> _Reading passage_

One or more of the premix tubes of the plurality of premix tubes is
in fluid communication with the fuel distribution plenum.
[0009] Those of ordinary skill in the art will better appreciate
the features and aspects of such embodiments, and others, upon
review of the specification.
BRIEF DESCRIPTION OF THE DRAWINGS
[0010] A full and enabling disclosure of the present invention,
including the best mode thereof to one skilled in the art, is set
forth more particularly in the remainder of the specification,
including reference to the accompanying figures, in which:
[0011] FIG. 1 illustrates a schematic depiction of an embodiment of
a gas turbine;
[0012] FIG. 2 illustrates a simplified cross-section of an
exemplary combustor known in the art and which may incorporate one
or more embodiments of the present disclosure;
[0013] FIG. 3 is a cross sectional side view of an exemplary fuel
nozzle or fuel nozzle assembly as may be used in the combustor as
shown in FIG. 2, according to at least one embodiment of the
present disclosure;
[0014] FIG. 4 is a perspective view of a premix pilot nozzle of the
fuel nozzle assembly as shown in FIG. 3, according to at least one
embodiment of the present disclosure;
[0015] FIG. 5 is a perspective cross sectional view of the premix
pilot nozzle as shown in FIG. 4, according to at least one
embodiment of the present disclosure;
[0016] FIG. 6 is a cross sectioned perspective view of a portion of
the tip portion of the premix pilot nozzle as taken along section
lines A-A as shown in FIG. 4, according to at least one embodiment
of the present disclosure:
[0017] FIG. 7 is a cross sectioned perspective view of a portion of
the premix pilot nozzle as taken along section lines B-B as shown
in FIG. 4, according to at least one embodiment of the present
disclosure; and
[0018] FIG. 8 is a perspective view of a premix pilot nozzle of the
fuel nozzle assembly as shown in FIG. 4, according to at least one
embodiment of the present disclosure; and
[0019] FIG. 9 is an upstream view of the premix pilot nozzle as
shown in FIG. 4, according to at least one embodiment of the
present disclosure.

> _Data shown_
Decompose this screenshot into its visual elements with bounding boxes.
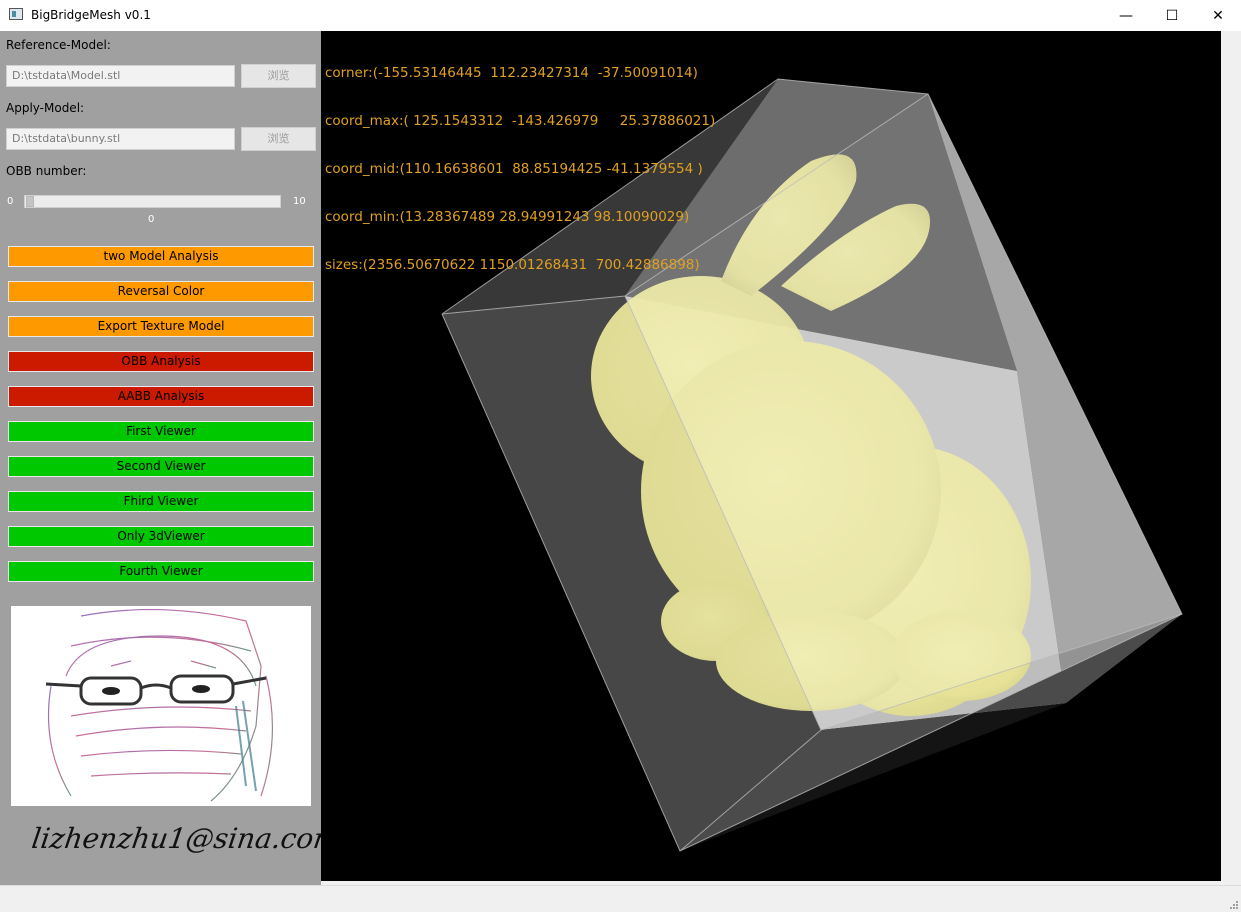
coord-min-line: coord_min:(13.28367489 28.94991243 98.10… — [325, 209, 690, 225]
status-bar — [0, 885, 1241, 912]
slider-handle[interactable] — [26, 196, 34, 207]
obb-analysis-button[interactable]: OBB Analysis — [8, 351, 314, 372]
right-margin — [1221, 31, 1241, 885]
sizes-line: sizes:(2356.50670622 1150.01268431 700.4… — [325, 257, 700, 273]
obb-number-label: OBB number: — [6, 164, 87, 178]
slider-min-label: 0 — [7, 196, 14, 207]
maximize-button[interactable]: ☐ — [1149, 0, 1195, 31]
export-texture-model-button[interactable]: Export Texture Model — [8, 316, 314, 337]
second-viewer-button[interactable]: Second Viewer — [8, 456, 314, 477]
first-viewer-button[interactable]: First Viewer — [8, 421, 314, 442]
two-model-analysis-button[interactable]: two Model Analysis — [8, 246, 314, 267]
3d-viewport[interactable]: corner:(-155.53146445 112.23427314 -37.5… — [321, 31, 1221, 881]
only-3d-viewer-button[interactable]: Only 3dViewer — [8, 526, 314, 547]
coordinates-readout: corner:(-155.53146445 112.23427314 -37.5… — [325, 33, 715, 305]
coord-max-line: coord_max:( 125.1543312 -143.426979 25.3… — [325, 113, 716, 129]
title-bar: BigBridgeMesh v0.1 — ☐ ✕ — [0, 0, 1241, 32]
control-panel: Reference-Model: D:\tstdata\Model.stl 浏览… — [0, 31, 342, 885]
author-sketch-image — [11, 606, 311, 806]
resize-grip-icon[interactable] — [1228, 899, 1238, 909]
minimize-icon: — — [1119, 7, 1133, 24]
coord-mid-line: coord_mid:(110.16638601 88.85194425 -41.… — [325, 161, 703, 177]
slider-max-label: 10 — [293, 196, 306, 207]
aabb-analysis-button[interactable]: AABB Analysis — [8, 386, 314, 407]
reference-browse-button[interactable]: 浏览 — [241, 64, 316, 88]
reference-model-path-field[interactable]: D:\tstdata\Model.stl — [6, 65, 235, 87]
apply-model-path-field[interactable]: D:\tstdata\bunny.stl — [6, 128, 235, 150]
maximize-icon: ☐ — [1165, 7, 1179, 24]
close-icon: ✕ — [1212, 7, 1224, 24]
apply-browse-button[interactable]: 浏览 — [241, 127, 316, 151]
third-viewer-button[interactable]: Fhird Viewer — [8, 491, 314, 512]
app-icon — [9, 8, 23, 20]
reversal-color-button[interactable]: Reversal Color — [8, 281, 314, 302]
obb-number-slider[interactable] — [24, 195, 281, 208]
apply-model-label: Apply-Model: — [6, 101, 85, 115]
reference-model-label: Reference-Model: — [6, 38, 111, 52]
minimize-button[interactable]: — — [1103, 0, 1149, 31]
window-title: BigBridgeMesh v0.1 — [31, 8, 151, 22]
slider-value-label: 0 — [148, 214, 155, 225]
fourth-viewer-button[interactable]: Fourth Viewer — [8, 561, 314, 582]
close-button[interactable]: ✕ — [1195, 0, 1241, 31]
corner-line: corner:(-155.53146445 112.23427314 -37.5… — [325, 65, 698, 81]
author-email: lizhenzhu1@sina.com — [29, 822, 343, 855]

> _Required work_
(a) Copy the entries word for word, from the line with "coord-min-line: coord_min:(13.28367489 28.94991243" to the line with "reference-browse-button[interactable]: 浏览 —", including both of those lines.
(b) Continue the passage on the gas turbine fuel nozzle from where it stops.

> _Answers to the exercises_
(a)
coord-min-line: coord_min:(13.28367489 28.94991243 98.10… — [325, 209, 690, 225]
status-bar — [0, 885, 1241, 912]
slider-handle[interactable] — [26, 196, 34, 207]
obb-analysis-button[interactable]: OBB Analysis — [8, 351, 314, 372]
right-margin — [1221, 31, 1241, 885]
sizes-line: sizes:(2356.50670622 1150.01268431 700.4… — [325, 257, 700, 273]
obb-number-label: OBB number: — [6, 164, 87, 178]
slider-min-label: 0 — [7, 196, 14, 207]
maximize-button[interactable]: ☐ — [1149, 0, 1195, 31]
export-texture-model-button[interactable]: Export Texture Model — [8, 316, 314, 337]
second-viewer-button[interactable]: Second Viewer — [8, 456, 314, 477]
first-viewer-button[interactable]: First Viewer — [8, 421, 314, 442]
two-model-analysis-button[interactable]: two Model Analysis — [8, 246, 314, 267]
3d-viewport[interactable]: corner:(-155.53146445 112.23427314 -37.5… — [321, 31, 1221, 881]
only-3d-viewer-button[interactable]: Only 3dViewer — [8, 526, 314, 547]
coordinates-readout: corner:(-155.53146445 112.23427314 -37.5… — [325, 33, 715, 305]
coord-max-line: coord_max:( 125.1543312 -143.426979 25.3… — [325, 113, 716, 129]
title-bar: BigBridgeMesh v0.1 — ☐ ✕ — [0, 0, 1241, 32]
control-panel: Reference-Model: D:\tstdata\Model.stl 浏览… — [0, 31, 342, 885]
author-sketch-image — [11, 606, 311, 806]
resize-grip-icon[interactable] — [1228, 899, 1238, 909]
minimize-icon: — — [1119, 7, 1133, 24]
coord-mid-line: coord_mid:(110.16638601 88.85194425 -41.… — [325, 161, 703, 177]
slider-max-label: 10 — [293, 196, 306, 207]
aabb-analysis-button[interactable]: AABB Analysis — [8, 386, 314, 407]
reference-browse-button[interactable]: 浏览 — [241, 64, 316, 88]

(b)
DETAILED DESCRIPTION OF THE INVENTION
[0020] Reference will now be made in detail to present embodiments
of the disclosure, one or more examples of which are illustrated in
the accompanying drawings. The detailed description uses numerical
and letter designations to refer to features in the drawings. Like
or similar designations in the drawings and description have been
used to refer to like or similar parts of the disclosure.
[0021] As used herein, the terms "first", "second", and "third" may
be used interchangeably to distinguish one component from another
and are not intended to signify location or importance of the
individual components. The terms "upstream" and "downstream" refer
to the relative direction with respect to fluid flow in a fluid
pathway. For example, "upstream" refers to the direction from which
the fluid flows, and "downstream" refers to the direction to which
the fluid flows. The term "radially" refers to the relative
direction that is substantially perpendicular to an axial
centerline of a particular component, and the term "axially" refers
to the relative direction that is substantially parallel and/or
coaxially aligned to an axial centerline of a particular
component.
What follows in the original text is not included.